Given problem: Collect all lines below with the string "灵活就业人员".

+++ Input

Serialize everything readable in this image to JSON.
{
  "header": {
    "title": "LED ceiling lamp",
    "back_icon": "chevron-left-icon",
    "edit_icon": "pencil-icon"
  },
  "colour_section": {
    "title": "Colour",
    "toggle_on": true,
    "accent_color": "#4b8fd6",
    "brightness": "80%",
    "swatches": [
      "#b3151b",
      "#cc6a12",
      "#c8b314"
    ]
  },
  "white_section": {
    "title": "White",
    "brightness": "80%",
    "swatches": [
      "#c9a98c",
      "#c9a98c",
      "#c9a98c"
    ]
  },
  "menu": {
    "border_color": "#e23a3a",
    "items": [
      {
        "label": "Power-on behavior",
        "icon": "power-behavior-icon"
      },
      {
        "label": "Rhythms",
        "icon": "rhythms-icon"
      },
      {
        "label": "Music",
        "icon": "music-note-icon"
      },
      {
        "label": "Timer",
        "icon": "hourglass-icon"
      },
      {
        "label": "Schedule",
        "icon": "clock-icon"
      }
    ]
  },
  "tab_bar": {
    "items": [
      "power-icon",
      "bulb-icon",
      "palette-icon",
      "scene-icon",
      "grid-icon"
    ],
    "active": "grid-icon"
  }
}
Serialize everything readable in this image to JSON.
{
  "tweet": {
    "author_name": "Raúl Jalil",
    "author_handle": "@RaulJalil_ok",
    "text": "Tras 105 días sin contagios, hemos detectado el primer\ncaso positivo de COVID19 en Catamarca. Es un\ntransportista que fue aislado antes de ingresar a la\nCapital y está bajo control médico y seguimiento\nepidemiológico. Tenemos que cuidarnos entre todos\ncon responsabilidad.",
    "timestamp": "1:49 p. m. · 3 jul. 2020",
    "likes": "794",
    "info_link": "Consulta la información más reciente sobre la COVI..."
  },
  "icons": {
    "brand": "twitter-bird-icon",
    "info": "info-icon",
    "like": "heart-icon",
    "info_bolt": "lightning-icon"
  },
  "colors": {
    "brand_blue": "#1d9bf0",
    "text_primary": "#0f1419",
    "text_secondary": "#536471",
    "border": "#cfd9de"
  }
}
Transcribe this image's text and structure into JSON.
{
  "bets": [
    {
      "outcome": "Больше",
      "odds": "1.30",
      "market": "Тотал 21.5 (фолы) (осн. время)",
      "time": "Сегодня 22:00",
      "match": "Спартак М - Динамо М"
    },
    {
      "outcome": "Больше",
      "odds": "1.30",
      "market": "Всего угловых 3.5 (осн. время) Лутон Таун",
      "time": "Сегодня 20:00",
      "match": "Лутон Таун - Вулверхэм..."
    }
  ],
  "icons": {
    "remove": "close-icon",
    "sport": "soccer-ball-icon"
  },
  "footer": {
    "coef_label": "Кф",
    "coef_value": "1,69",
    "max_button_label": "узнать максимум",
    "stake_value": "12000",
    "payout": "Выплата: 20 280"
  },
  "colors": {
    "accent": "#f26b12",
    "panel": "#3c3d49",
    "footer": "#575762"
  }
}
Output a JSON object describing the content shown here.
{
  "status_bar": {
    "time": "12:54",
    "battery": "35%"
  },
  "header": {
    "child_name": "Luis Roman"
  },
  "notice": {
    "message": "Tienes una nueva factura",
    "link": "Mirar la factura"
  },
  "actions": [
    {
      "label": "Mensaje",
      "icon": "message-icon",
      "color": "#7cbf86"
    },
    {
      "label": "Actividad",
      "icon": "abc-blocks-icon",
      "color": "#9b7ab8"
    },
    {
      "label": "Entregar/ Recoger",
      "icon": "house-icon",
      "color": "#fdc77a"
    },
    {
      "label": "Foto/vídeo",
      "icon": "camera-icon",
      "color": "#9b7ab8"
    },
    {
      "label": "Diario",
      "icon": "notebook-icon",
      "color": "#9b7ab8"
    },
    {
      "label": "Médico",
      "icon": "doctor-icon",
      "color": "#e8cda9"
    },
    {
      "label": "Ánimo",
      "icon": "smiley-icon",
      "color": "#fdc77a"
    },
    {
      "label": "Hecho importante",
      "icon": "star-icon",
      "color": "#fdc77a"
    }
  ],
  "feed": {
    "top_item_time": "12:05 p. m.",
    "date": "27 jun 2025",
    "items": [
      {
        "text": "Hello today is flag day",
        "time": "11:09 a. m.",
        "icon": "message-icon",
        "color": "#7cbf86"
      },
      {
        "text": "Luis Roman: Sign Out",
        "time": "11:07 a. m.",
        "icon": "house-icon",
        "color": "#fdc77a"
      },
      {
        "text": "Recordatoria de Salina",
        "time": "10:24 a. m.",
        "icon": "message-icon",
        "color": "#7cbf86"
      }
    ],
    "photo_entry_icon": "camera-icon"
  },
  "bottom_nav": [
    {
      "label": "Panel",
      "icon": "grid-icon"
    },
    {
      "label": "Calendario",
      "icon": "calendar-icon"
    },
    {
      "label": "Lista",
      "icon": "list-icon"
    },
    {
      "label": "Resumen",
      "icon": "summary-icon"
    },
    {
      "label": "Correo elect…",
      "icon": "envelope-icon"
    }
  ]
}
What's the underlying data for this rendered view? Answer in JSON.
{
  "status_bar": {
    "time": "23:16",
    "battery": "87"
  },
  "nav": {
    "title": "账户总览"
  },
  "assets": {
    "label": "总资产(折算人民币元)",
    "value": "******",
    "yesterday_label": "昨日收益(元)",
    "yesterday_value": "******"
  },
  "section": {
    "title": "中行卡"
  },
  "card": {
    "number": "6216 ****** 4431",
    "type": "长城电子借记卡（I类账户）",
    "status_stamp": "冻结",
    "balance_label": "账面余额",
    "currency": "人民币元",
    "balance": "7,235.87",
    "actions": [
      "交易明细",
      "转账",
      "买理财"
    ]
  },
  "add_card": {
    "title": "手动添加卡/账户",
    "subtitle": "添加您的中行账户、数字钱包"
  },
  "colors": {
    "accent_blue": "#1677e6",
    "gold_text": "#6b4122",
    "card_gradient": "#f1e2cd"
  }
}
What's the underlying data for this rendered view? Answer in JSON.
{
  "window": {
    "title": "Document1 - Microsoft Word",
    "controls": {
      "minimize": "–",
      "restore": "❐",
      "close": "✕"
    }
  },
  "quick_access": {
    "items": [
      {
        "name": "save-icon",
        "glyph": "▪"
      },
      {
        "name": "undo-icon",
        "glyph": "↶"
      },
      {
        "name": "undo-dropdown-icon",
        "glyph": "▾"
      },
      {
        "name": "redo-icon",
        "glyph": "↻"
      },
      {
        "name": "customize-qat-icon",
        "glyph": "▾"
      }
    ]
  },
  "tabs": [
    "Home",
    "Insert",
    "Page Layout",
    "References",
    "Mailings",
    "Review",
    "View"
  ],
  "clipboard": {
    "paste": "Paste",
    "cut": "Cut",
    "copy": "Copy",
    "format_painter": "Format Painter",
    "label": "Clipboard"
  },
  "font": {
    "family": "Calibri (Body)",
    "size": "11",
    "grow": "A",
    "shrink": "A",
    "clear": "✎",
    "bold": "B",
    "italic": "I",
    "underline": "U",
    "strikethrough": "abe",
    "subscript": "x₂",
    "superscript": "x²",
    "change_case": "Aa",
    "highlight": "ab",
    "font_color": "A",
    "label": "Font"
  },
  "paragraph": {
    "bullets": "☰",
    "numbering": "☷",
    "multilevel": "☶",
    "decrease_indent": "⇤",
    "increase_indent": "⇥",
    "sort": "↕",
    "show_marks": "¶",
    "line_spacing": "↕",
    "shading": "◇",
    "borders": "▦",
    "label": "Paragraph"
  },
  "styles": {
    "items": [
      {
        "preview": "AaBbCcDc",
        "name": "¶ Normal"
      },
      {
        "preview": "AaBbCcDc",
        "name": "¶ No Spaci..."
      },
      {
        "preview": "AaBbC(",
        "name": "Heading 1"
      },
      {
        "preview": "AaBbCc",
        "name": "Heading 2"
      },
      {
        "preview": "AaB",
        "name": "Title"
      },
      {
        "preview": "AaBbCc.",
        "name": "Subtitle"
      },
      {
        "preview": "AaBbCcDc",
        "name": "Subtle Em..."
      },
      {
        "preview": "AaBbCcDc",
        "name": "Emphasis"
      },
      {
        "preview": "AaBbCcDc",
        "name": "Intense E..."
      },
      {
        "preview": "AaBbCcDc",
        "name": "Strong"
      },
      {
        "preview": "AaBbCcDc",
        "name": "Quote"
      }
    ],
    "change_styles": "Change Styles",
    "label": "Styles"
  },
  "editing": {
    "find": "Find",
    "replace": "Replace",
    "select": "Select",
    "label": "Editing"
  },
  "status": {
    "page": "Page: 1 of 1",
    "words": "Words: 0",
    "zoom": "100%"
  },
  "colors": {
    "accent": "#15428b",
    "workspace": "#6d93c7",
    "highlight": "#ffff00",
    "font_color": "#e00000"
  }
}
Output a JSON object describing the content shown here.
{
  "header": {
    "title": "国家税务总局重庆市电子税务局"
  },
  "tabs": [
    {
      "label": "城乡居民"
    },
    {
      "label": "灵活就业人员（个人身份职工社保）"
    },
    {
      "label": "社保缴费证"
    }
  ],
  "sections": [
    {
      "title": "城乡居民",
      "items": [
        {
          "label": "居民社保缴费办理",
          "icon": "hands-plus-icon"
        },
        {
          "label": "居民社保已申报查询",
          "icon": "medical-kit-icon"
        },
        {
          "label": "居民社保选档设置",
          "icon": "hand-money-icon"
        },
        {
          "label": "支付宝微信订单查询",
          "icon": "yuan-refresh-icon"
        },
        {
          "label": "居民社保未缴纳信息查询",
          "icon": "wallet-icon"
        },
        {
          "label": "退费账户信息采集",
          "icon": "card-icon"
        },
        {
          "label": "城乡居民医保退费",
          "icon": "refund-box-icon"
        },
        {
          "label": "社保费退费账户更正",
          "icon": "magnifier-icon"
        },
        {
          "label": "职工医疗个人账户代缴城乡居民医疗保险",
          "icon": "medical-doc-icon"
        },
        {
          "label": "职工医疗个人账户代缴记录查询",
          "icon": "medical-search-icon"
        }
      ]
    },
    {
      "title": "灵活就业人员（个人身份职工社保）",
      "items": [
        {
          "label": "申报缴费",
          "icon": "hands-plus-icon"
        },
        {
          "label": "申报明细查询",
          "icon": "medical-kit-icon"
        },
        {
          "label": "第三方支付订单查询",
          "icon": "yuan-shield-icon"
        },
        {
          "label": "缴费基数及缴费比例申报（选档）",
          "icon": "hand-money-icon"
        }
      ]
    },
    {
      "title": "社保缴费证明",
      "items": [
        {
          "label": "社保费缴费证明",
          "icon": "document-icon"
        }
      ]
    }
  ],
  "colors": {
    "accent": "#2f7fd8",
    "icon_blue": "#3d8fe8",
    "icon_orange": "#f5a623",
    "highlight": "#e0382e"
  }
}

++++++

Exercise result:
      "label": "灵活就业人员（个人身份职工社保）"
      "title": "灵活就业人员（个人身份职工社保）",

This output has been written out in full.